Two questions immediately came to mind in reading Qaouq’s remarks. The first is how has he, and Hezbollah in general, been allowed to present the FPM as the leading Christian interlocutor with which Hezbollah must speak over the presidency, even though the Lebanese Forces received a greater number of votes in the elections of 2022, Christian votes in particular, and have a larger bloc in parliament? The second is, where on earth are the Lebanese Forces today, because when it comes to politics they are nowhere to be found?
I exaggerate? Certainly, we do hear quite frequently from the party’s leader Samir Geagea, and occasionally from the Lebanese Forces’ parliamentarians. But that’s not the point. When it comes to offering an alternative to the failed governance structure that exists today in Lebanon, what does the party propose? It has been years since the Lebanese Forces have participated in a government, let alone imposed themselves as a pivotal actor in the affairs of the country. Since 2019, the party seems to have retreated into a form of splendid, calcified isolation. In July, Geagea shared his thinking when he said that he would not engage in discussions with Hezbollah, justifying this on the grounds that there was no point “wasting additional time on a dialogue that will not lead anywhere.”
One has to wonder, then, what it means to have the largest Christian bloc in parliament if you just sit back and do nothing with what you’ve attained? Worse, Geagea has seen his sectarian alliances suffer. His relations today with most of the major communities are bad. He doesn’t speak to Hezbollah, is on polite but cool terms with Walid Joumblatt, and has hit a brick wall with the Sunni community, especially the remnants of Saad Hariri’s followers. His ties with the Aounists are transactional, until they no longer will be and the Lebanese Forces and FPM can go back to the familiarity of being hostile.
Bassil has been cleverer on this front. His dialogue with Hezbollah is aimed at achieving several things. First, it ensures that he remains relevant, at a time when quite a few people had written Bassil off after Michel Aoun’s departure from office. He also remains at the heart of resolving the main national crisis today—the inability to elect a president. Second, Bassil has allowed Hezbollah to anoint the FPM as the “most prominent Christian party,” which it isn’t. By going along with that illusion, Bassil is refloating a sinking FPM ship and eroding the Lebanese Forces’ advantage, which Geagea has done nothing to consolidate, Third, Bassil is talking to Lebanon’s most powerful party, a necessity for anyone who wants to play a political role in the country. Geagea, in turn, is only playing coy.
Bassil is also trying to reanimate his interactions with the other communities. In early August, he inaugurated a youth center in the Shouf, the main area of influence of the Druze leader Walid Joumblatt, and made a conciliatory speech. He stated that “there is no reason why the [FPM] should be hostile to any Lebanese because of their affiliation or thinking, because we accept the thinking of everyone. We can quarrel with people because of their behavior or deeds, but not because of their sect or party or thinking.”

* [DATA EXTRACT]
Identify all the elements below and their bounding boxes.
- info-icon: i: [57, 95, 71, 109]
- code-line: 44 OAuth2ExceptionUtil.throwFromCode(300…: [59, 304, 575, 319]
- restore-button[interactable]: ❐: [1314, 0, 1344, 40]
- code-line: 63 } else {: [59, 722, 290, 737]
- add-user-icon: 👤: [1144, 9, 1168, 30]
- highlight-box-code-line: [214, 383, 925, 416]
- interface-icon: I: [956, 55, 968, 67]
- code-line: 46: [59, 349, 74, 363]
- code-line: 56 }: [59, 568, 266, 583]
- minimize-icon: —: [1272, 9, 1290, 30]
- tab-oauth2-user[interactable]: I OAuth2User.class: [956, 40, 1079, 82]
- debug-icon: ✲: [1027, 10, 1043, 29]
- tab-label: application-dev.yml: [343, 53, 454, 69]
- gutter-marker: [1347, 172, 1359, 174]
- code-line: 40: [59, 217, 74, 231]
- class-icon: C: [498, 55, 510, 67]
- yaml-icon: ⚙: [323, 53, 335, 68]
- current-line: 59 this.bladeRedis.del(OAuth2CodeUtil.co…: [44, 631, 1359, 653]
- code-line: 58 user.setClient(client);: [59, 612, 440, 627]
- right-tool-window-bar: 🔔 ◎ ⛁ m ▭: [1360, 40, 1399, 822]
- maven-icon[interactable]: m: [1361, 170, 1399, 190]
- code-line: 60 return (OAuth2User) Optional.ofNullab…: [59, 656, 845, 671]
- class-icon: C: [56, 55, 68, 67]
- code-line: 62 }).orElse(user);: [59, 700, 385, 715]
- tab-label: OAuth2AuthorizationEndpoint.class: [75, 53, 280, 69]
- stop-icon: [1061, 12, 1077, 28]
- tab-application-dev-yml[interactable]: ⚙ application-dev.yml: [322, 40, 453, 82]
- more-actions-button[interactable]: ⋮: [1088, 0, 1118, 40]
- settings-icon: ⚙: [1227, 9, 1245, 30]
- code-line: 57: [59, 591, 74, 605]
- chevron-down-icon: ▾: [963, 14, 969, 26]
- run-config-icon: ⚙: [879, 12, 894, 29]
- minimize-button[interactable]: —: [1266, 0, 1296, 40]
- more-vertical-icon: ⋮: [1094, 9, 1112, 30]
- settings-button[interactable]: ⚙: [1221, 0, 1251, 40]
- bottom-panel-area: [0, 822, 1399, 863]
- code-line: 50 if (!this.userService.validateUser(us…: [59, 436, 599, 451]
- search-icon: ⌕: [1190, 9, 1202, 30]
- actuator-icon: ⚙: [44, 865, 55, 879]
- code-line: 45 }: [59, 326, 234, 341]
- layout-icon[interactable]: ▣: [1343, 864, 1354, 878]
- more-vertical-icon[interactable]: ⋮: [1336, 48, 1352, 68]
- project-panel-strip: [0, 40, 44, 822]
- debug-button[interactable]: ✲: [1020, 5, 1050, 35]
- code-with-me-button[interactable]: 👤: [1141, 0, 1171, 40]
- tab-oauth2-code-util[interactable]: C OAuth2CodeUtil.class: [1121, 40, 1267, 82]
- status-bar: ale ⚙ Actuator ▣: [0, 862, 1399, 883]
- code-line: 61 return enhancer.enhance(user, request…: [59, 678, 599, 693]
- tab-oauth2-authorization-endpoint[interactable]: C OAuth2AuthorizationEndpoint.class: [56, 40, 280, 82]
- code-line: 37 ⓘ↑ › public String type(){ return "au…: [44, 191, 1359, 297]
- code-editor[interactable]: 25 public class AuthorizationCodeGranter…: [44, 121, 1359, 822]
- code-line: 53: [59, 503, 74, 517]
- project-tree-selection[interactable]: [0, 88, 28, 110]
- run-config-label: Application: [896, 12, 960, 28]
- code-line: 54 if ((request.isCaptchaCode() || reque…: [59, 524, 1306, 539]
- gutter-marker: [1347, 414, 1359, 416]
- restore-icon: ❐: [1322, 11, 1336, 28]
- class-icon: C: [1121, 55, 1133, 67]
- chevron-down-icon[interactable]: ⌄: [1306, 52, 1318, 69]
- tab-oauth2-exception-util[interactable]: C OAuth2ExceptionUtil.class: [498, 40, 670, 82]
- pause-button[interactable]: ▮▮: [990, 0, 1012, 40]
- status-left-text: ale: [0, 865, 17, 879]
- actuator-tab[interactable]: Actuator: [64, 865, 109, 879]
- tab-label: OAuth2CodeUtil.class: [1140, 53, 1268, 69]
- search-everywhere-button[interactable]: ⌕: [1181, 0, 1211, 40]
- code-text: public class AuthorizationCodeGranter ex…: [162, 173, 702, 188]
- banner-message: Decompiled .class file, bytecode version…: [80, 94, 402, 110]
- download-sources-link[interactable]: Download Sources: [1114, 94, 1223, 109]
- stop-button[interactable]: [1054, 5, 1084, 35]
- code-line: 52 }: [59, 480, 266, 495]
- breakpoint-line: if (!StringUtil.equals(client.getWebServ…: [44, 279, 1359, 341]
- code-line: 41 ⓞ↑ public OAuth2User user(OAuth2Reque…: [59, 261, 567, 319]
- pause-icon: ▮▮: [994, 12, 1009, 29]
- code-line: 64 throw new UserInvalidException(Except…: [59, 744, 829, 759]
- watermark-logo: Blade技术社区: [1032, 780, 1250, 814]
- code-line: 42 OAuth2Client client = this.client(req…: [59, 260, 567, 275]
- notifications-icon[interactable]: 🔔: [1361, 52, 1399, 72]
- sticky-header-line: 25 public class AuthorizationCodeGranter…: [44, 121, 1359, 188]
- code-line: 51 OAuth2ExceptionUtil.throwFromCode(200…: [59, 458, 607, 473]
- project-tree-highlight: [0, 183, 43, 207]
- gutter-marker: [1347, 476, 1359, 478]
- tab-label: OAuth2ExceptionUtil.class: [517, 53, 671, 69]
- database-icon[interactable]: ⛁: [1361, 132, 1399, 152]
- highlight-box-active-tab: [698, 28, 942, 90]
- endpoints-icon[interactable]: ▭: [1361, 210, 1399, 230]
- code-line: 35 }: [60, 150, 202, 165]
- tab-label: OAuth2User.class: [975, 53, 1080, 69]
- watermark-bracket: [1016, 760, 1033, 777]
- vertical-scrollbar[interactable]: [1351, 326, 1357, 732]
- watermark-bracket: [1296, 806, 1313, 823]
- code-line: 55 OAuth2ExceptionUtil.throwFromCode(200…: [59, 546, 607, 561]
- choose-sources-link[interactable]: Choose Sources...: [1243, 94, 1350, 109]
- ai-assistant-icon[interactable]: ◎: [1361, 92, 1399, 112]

...

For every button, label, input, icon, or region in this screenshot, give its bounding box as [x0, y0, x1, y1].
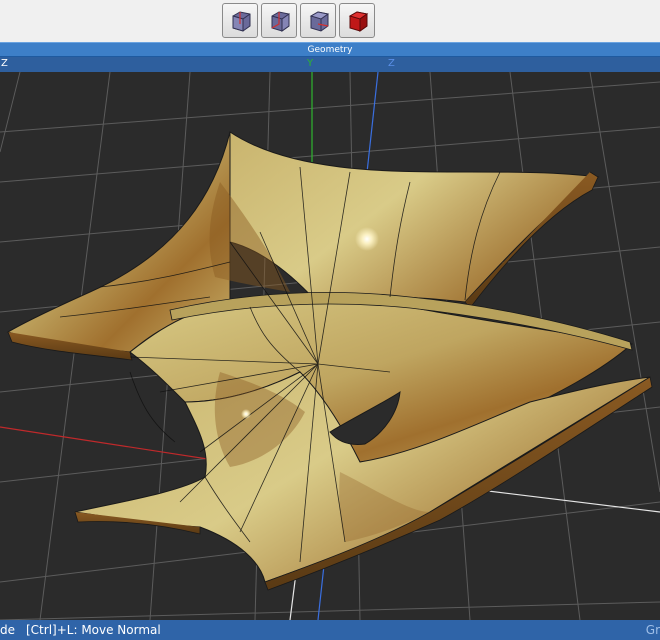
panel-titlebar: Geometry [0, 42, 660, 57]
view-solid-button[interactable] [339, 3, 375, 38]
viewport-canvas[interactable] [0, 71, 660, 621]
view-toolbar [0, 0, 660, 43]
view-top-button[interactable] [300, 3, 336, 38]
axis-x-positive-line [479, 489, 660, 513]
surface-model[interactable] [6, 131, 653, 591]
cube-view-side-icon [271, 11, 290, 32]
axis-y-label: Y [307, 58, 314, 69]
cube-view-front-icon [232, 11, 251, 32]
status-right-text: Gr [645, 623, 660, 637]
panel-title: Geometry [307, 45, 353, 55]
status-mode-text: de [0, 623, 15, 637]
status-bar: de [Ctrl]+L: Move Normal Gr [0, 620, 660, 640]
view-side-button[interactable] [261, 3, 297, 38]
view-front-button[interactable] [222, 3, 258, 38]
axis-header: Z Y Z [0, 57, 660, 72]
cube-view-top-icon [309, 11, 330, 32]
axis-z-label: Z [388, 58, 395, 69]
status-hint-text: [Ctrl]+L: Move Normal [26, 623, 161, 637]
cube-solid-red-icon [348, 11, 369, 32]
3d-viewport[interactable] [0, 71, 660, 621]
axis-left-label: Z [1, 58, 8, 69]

* [TO DO] Continue the commentary on Lebanon's Christian parties and Hezbollah, starting after its final sentence about Bassil's speech in the Shouf.

* [ANSWER TO THE EXERCISE]
This came only a few weeks after he congratulated Teymour Joumblatt on his election as head of the Progressive Socialist Party. Bassil also pointedly congratulated Walid Joumblatt on the occasion, and expressed “all good wishes for a quiet transition of the leadership of the party, and hope for cooperation for the good of the country.”
While Bassil has had a tougher time with the Sunnis, even before the departure of his father in law from the presidency last year he began to mend fences with the community. This was natural insofar as by that time he knew that Hezbollah would not back his presidency, so he wanted to widen his sectarian reach. In September 2022, Bassil visited the mufti of the Republic, Abdel-Latif Derian, with an FPM delegation, during which he defended the Taif Agreement. Taif gave considerable constitutional powers to the Sunni prime minister, at the expense of the Maronite president, so Bassil’s remarks were an effort to reassure the Sunnis that the Maronites did not seek to dissolve the agreement.
Geagea, in turn, remains on poor terms with most of the major Sunni political forces. Hariri’s followers still blame him, fairly or unfairly, for the way the Saudis turned against the former prime minister. They also remember that on two occasions, Geagea’s refusal to endorse Hariri as prime minister denied him Christian legitimacy, crippling Hariri’s already difficult cabinet-formation efforts. Geagea’s history with those in the community who come from an Arab nationalist, or pro-Palestinian, background was never good, and little has changed.
One gets a sense that Geagea, since the uprising of October 2019, has sought to take a distance from the corrupt political class to avoid being tarred with the same brush. His way of doing so, apparently, is to keep his party outside government and sit behind a neutralizing barrier of principle. But nor has he appealed to the new political forces that emerged from the uprising. His dealings with the so-called Change bloc of parliamentarians who emerged from civil society have been fraught. Geagea, it seems, cannot quite understand why they refuse to follow his lead, missing the perfectly obvious point that the bloc, for all its missteps, insists on remaining independent from the traditional political leadership.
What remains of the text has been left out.